══ Provided material ══

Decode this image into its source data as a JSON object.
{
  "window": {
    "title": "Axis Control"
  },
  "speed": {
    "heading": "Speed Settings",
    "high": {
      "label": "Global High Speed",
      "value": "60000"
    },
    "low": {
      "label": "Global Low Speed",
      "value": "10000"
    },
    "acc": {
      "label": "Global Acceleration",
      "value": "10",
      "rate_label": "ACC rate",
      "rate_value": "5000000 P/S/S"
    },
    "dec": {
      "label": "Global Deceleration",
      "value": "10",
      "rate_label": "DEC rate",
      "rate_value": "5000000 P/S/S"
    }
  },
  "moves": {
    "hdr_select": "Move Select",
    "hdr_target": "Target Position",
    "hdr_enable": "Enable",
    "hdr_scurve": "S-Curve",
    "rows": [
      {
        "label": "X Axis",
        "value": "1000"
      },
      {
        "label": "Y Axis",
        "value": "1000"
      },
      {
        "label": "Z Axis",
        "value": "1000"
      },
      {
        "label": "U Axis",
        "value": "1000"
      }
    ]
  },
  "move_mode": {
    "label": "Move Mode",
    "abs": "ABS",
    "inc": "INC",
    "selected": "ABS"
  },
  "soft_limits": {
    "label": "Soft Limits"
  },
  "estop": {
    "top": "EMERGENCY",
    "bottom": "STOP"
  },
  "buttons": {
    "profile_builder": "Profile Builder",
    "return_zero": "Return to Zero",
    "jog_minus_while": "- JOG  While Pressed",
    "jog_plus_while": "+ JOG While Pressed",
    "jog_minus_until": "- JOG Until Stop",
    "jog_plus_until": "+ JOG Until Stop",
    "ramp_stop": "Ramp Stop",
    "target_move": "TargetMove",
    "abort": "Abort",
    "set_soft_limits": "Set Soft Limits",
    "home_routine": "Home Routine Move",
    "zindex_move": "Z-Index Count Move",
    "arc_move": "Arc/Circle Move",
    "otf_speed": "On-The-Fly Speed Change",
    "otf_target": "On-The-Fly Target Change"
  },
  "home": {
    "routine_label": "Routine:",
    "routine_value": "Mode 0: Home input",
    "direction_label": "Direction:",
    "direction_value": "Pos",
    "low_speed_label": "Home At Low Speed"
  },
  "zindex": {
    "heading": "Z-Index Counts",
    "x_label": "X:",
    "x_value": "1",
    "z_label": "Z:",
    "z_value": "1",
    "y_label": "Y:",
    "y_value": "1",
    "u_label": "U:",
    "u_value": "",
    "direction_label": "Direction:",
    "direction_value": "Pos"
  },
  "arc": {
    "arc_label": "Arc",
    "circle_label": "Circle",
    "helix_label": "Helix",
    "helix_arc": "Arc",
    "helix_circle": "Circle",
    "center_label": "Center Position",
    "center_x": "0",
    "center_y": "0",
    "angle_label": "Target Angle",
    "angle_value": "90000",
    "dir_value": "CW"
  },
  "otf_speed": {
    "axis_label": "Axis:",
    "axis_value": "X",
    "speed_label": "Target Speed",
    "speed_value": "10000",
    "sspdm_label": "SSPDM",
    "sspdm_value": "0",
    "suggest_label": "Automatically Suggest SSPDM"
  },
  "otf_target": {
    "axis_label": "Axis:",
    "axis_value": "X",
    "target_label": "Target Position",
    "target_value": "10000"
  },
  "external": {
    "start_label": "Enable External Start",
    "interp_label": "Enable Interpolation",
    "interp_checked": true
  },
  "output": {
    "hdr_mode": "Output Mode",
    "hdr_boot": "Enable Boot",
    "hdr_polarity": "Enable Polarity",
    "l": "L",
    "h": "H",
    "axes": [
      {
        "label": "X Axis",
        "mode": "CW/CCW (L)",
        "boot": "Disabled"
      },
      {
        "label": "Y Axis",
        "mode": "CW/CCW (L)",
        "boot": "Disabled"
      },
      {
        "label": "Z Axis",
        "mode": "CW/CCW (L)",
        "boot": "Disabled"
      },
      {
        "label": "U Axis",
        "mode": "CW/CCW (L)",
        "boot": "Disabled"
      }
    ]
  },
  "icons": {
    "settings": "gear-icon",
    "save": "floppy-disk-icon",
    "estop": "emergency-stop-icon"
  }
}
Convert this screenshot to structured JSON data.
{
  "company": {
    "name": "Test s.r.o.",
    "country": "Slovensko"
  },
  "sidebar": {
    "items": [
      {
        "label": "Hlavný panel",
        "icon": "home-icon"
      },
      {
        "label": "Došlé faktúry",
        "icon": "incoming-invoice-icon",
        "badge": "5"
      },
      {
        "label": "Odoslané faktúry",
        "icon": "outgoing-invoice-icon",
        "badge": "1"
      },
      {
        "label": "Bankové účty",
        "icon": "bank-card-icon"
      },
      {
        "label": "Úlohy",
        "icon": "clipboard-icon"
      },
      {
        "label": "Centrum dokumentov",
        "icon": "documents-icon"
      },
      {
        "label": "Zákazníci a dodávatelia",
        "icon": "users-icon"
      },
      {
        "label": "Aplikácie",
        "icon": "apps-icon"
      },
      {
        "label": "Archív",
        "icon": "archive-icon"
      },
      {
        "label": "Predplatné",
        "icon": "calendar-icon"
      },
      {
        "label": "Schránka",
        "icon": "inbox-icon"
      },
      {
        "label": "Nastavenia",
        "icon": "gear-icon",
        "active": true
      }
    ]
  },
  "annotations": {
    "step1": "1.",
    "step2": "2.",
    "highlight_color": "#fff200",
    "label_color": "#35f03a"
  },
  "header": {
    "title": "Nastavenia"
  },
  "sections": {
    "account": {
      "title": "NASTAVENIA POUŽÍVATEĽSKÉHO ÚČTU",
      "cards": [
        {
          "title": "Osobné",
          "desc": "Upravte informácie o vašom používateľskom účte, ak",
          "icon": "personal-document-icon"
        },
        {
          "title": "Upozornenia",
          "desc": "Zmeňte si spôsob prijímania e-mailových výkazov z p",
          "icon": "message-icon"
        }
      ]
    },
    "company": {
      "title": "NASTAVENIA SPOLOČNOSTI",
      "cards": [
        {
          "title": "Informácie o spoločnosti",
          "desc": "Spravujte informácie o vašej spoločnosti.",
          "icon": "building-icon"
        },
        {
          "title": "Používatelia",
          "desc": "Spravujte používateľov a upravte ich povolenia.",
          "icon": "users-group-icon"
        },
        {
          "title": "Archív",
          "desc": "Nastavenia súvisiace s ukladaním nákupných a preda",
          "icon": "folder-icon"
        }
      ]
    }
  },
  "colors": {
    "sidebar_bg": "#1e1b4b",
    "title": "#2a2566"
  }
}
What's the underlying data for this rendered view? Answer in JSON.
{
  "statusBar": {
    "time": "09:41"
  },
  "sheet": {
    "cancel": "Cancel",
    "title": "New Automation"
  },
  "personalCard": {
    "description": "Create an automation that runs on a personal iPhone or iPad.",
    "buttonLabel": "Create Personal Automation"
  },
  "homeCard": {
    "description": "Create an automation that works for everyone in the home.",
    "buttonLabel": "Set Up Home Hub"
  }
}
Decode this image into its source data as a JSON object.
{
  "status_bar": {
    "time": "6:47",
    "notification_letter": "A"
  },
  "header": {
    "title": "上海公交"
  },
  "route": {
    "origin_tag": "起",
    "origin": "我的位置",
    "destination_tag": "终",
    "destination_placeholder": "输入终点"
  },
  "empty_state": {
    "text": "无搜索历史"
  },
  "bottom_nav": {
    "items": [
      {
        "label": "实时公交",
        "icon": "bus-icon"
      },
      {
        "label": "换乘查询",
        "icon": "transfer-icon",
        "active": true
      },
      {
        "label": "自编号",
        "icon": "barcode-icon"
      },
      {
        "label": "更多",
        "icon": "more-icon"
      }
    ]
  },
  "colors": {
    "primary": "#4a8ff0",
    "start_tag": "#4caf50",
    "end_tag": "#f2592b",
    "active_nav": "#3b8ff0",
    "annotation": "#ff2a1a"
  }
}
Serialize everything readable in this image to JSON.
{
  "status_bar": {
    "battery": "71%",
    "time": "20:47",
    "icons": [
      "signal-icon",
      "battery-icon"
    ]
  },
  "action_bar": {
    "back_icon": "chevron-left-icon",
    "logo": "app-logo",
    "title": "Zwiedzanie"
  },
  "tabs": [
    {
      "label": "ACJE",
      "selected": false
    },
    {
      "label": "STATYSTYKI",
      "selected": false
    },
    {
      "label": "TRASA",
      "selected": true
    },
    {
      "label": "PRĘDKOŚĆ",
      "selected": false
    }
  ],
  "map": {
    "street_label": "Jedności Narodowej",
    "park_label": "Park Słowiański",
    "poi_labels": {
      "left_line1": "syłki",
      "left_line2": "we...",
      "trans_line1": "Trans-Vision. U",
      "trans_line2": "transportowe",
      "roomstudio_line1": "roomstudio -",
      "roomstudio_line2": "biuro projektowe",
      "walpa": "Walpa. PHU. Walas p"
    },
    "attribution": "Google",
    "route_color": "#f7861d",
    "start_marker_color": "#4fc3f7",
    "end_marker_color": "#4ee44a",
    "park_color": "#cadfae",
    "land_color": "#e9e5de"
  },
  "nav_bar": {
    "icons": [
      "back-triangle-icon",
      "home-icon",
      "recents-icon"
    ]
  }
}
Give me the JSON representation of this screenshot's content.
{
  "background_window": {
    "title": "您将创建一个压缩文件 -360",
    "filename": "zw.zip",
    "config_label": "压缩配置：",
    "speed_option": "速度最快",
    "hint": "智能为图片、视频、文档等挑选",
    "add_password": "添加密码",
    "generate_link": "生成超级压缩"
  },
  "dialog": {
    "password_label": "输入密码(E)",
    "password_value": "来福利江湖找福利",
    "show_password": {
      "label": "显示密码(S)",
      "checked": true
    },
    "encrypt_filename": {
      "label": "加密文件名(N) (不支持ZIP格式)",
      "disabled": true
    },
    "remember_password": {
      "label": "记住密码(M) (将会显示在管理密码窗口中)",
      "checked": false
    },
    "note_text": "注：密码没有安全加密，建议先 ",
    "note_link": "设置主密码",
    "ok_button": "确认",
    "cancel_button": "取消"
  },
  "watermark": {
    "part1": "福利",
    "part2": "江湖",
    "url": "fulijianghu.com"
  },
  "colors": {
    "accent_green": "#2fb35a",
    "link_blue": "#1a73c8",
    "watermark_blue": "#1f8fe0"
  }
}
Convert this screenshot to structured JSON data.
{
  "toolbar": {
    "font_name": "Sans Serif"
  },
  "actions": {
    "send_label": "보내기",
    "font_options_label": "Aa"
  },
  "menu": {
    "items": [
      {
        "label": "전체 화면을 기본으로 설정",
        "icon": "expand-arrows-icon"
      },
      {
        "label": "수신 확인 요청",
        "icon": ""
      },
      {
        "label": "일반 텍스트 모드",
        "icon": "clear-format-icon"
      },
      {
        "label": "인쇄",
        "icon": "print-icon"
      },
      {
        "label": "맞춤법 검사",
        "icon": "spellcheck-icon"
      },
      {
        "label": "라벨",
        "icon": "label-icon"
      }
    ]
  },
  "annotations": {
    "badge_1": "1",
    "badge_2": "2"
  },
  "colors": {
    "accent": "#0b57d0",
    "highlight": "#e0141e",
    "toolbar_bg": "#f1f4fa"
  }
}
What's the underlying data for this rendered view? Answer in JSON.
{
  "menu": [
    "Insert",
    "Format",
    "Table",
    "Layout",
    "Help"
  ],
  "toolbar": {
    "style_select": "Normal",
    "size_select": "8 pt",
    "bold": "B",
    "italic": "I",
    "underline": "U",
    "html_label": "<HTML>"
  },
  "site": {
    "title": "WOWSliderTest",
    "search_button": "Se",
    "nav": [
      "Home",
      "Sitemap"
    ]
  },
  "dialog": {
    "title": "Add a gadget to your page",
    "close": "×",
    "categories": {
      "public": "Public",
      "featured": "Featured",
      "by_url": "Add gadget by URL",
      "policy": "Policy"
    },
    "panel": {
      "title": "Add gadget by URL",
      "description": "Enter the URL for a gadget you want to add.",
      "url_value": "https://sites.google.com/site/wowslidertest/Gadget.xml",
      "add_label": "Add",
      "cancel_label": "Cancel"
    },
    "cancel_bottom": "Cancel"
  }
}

═══

* _Written request_
Locate the word "heading" in the data above. Copy every line carrying it.

* _Answer to the exercise_
    "heading": "Speed Settings",
    "heading": "Z-Index Counts",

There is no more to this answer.